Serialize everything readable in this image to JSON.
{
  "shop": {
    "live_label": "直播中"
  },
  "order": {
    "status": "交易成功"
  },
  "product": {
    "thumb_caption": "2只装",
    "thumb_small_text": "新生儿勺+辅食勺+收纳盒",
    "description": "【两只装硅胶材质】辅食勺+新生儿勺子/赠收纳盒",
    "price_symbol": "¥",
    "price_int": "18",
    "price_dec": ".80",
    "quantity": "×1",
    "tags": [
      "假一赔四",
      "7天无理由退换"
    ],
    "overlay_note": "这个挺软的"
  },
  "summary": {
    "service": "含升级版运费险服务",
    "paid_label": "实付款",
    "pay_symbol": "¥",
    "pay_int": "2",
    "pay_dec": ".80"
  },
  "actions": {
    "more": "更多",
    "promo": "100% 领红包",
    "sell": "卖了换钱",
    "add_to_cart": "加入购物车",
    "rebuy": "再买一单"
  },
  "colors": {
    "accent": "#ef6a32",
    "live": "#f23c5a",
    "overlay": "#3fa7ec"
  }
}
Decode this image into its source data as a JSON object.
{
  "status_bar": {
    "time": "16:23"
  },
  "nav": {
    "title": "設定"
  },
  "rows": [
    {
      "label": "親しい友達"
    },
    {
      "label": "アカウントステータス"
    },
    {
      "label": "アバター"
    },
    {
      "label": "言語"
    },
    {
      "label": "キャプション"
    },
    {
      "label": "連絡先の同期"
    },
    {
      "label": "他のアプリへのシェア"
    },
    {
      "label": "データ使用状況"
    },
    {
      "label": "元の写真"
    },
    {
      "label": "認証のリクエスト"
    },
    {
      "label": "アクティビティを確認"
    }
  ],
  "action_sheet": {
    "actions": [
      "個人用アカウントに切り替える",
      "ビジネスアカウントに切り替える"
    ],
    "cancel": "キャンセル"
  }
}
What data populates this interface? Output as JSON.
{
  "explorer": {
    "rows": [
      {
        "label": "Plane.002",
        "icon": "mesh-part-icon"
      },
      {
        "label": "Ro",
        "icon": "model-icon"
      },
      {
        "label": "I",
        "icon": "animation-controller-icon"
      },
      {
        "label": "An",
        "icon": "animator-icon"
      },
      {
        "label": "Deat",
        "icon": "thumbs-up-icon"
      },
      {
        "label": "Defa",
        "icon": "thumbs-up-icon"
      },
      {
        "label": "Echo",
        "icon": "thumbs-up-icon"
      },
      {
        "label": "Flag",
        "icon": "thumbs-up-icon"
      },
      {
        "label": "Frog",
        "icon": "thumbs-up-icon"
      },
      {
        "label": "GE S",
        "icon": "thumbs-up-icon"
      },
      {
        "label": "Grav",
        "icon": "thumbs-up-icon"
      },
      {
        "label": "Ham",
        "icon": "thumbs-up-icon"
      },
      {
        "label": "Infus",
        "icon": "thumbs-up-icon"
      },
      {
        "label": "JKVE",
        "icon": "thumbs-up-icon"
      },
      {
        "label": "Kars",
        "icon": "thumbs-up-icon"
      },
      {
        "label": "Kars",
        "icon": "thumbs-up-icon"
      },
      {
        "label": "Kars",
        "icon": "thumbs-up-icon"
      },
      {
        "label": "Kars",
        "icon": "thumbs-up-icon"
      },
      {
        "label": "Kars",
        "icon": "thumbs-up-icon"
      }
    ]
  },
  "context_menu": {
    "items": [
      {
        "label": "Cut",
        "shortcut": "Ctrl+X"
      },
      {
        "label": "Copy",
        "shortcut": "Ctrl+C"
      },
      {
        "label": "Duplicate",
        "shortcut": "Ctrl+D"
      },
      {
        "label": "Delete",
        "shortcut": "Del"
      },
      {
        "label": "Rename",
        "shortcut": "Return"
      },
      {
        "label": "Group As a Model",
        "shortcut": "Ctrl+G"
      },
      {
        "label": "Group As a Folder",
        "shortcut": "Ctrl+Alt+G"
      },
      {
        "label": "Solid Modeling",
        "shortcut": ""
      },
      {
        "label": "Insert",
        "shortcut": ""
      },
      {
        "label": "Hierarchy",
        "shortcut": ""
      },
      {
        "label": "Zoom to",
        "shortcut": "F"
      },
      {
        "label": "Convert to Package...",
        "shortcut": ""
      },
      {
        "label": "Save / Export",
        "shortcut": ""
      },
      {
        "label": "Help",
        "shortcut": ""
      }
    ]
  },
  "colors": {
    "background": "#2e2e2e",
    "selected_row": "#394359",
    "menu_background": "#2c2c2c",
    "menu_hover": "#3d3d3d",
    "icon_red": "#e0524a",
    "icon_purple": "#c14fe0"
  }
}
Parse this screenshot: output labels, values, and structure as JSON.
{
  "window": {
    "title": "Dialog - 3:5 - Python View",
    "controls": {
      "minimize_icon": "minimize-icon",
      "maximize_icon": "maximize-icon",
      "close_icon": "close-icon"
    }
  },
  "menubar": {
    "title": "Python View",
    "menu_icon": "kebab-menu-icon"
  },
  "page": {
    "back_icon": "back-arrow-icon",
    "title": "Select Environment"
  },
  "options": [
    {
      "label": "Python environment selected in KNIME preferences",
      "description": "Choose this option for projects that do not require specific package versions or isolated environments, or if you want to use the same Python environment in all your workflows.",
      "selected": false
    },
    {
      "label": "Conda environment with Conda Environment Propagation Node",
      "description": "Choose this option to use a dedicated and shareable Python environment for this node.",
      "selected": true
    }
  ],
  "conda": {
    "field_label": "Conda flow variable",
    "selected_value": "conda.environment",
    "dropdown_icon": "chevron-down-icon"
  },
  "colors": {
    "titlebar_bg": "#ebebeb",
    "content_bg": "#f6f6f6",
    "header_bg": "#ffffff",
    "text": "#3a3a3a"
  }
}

# # # # #

Problem
Gather up every line in the data above that contains the word "Group", copying each one.

Solved problem
        "label": "Group As a Model",
        "label": "Group As a Folder",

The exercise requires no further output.